- Objective: Copy every record below exactly.

- Excerpted data:
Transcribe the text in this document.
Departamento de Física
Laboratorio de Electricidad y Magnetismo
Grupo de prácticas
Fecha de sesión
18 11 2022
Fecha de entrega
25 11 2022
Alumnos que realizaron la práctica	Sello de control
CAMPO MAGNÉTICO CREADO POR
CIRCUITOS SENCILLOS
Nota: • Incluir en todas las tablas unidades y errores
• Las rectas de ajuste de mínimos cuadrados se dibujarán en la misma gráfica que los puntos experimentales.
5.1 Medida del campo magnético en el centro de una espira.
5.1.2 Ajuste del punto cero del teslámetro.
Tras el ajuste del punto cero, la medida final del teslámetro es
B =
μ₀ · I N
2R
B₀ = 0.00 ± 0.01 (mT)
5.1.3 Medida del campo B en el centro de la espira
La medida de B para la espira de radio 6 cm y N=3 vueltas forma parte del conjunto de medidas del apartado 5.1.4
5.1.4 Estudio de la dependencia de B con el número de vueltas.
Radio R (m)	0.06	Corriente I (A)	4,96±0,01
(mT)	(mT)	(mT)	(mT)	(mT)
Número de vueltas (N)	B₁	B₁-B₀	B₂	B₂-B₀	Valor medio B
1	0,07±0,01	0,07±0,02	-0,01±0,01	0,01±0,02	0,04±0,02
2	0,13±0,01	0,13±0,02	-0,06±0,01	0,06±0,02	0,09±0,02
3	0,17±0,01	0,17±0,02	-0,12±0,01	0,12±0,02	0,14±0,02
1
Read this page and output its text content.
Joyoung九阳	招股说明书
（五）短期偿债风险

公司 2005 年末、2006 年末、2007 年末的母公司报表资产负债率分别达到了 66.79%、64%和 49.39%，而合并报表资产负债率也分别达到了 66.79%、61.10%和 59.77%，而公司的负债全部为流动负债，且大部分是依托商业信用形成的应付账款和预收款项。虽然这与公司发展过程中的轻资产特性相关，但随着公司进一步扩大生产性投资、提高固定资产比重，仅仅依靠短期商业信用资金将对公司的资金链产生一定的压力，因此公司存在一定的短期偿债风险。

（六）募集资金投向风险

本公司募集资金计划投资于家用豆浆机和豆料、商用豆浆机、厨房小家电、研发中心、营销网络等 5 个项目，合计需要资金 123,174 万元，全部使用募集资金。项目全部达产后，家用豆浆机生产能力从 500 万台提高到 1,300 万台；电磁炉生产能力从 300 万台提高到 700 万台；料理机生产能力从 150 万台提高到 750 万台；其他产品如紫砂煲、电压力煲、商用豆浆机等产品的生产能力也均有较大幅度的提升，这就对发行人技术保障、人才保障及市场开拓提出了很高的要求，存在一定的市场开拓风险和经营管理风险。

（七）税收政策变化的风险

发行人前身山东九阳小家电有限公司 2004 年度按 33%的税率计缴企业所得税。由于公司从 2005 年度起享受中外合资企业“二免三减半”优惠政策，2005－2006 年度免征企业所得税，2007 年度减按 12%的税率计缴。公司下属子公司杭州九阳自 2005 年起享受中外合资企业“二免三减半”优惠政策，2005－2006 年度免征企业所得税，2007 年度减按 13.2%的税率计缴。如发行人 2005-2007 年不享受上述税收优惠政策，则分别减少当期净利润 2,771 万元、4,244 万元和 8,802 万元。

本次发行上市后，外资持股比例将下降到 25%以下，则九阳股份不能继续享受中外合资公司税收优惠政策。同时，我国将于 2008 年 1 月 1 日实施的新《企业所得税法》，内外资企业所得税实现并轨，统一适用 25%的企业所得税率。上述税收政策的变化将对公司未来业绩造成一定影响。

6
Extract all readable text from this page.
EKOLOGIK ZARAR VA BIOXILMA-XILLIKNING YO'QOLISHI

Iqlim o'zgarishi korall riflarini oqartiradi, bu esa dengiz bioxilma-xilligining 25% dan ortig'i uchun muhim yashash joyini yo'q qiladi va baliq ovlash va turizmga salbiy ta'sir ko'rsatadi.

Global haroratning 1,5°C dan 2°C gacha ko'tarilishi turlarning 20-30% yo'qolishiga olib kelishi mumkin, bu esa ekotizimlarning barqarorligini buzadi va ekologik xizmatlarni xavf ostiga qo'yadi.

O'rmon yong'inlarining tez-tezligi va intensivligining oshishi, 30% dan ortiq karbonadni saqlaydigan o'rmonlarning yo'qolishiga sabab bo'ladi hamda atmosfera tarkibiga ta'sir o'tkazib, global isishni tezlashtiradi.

- Exercise result:
Transcribe the text in this document.
Departamento de Física
Laboratorio de Electricidad y Magnetismo
Grupo de prácticas
Fecha de sesión
18 11 2022
Fecha de entrega
25 11 2022
Alumnos que realizaron la práctica	Sello de control
CAMPO MAGNÉTICO CREADO POR
CIRCUITOS SENCILLOS
Nota: • Incluir en todas las tablas unidades y errores
• Las rectas de ajuste de mínimos cuadrados se dibujarán en la misma gráfica que los puntos experimentales.
5.1 Medida del campo magnético en el centro de una espira.
5.1.2 Ajuste del punto cero del teslámetro.
Tras el ajuste del punto cero, la medida final del teslámetro es
B =
μ₀ · I N
2R
B₀ = 0.00 ± 0.01 (mT)
5.1.3 Medida del campo B en el centro de la espira
La medida de B para la espira de radio 6 cm y N=3 vueltas forma parte del conjunto de medidas del apartado 5.1.4
5.1.4 Estudio de la dependencia de B con el número de vueltas.
Radio R (m)	0.06	Corriente I (A)	4,96±0,01
(mT)	(mT)	(mT)	(mT)	(mT)
Número de vueltas (N)	B₁	B₁-B₀	B₂	B₂-B₀	Valor medio B
1	0,07±0,01	0,07±0,02	-0,01±0,01	0,01±0,02	0,04±0,02
2	0,13±0,01	0,13±0,02	-0,06±0,01	0,06±0,02	0,09±0,02
3	0,17±0,01	0,17±0,02	-0,12±0,01	0,12±0,02	0,14±0,02
1
Read this page and output its text content.
Joyoung九阳	招股说明书
（五）短期偿债风险

公司 2005 年末、2006 年末、2007 年末的母公司报表资产负债率分别达到了 66.79%、64%和 49.39%，而合并报表资产负债率也分别达到了 66.79%、61.10%和 59.77%，而公司的负债全部为流动负债，且大部分是依托商业信用形成的应付账款和预收款项。虽然这与公司发展过程中的轻资产特性相关，但随着公司进一步扩大生产性投资、提高固定资产比重，仅仅依靠短期商业信用资金将对公司的资金链产生一定的压力，因此公司存在一定的短期偿债风险。

（六）募集资金投向风险

本公司募集资金计划投资于家用豆浆机和豆料、商用豆浆机、厨房小家电、研发中心、营销网络等 5 个项目，合计需要资金 123,174 万元，全部使用募集资金。项目全部达产后，家用豆浆机生产能力从 500 万台提高到 1,300 万台；电磁炉生产能力从 300 万台提高到 700 万台；料理机生产能力从 150 万台提高到 750 万台；其他产品如紫砂煲、电压力煲、商用豆浆机等产品的生产能力也均有较大幅度的提升，这就对发行人技术保障、人才保障及市场开拓提出了很高的要求，存在一定的市场开拓风险和经营管理风险。

（七）税收政策变化的风险

发行人前身山东九阳小家电有限公司 2004 年度按 33%的税率计缴企业所得税。由于公司从 2005 年度起享受中外合资企业“二免三减半”优惠政策，2005－2006 年度免征企业所得税，2007 年度减按 12%的税率计缴。公司下属子公司杭州九阳自 2005 年起享受中外合资企业“二免三减半”优惠政策，2005－2006 年度免征企业所得税，2007 年度减按 13.2%的税率计缴。如发行人 2005-2007 年不享受上述税收优惠政策，则分别减少当期净利润 2,771 万元、4,244 万元和 8,802 万元。

本次发行上市后，外资持股比例将下降到 25%以下，则九阳股份不能继续享受中外合资公司税收优惠政策。同时，我国将于 2008 年 1 月 1 日实施的新《企业所得税法》，内外资企业所得税实现并轨，统一适用 25%的企业所得税率。上述税收政策的变化将对公司未来业绩造成一定影响。

6
Extract all readable text from this page.
EKOLOGIK ZARAR VA BIOXILMA-XILLIKNING YO'QOLISHI

Iqlim o'zgarishi korall riflarini oqartiradi, bu esa dengiz bioxilma-xilligining 25% dan ortig'i uchun muhim yashash joyini yo'q qiladi va baliq ovlash va turizmga salbiy ta'sir ko'rsatadi.

Global haroratning 1,5°C dan 2°C gacha ko'tarilishi turlarning 20-30% yo'qolishiga olib kelishi mumkin, bu esa ekotizimlarning barqarorligini buzadi va ekologik xizmatlarni xavf ostiga qo'yadi.

O'rmon yong'inlarining tez-tezligi va intensivligining oshishi, 30% dan ortiq karbonadni saqlaydigan o'rmonlarning yo'qolishiga sabab bo'ladi hamda atmosfera tarkibiga ta'sir o'tkazib, global isishni tezlashtiradi.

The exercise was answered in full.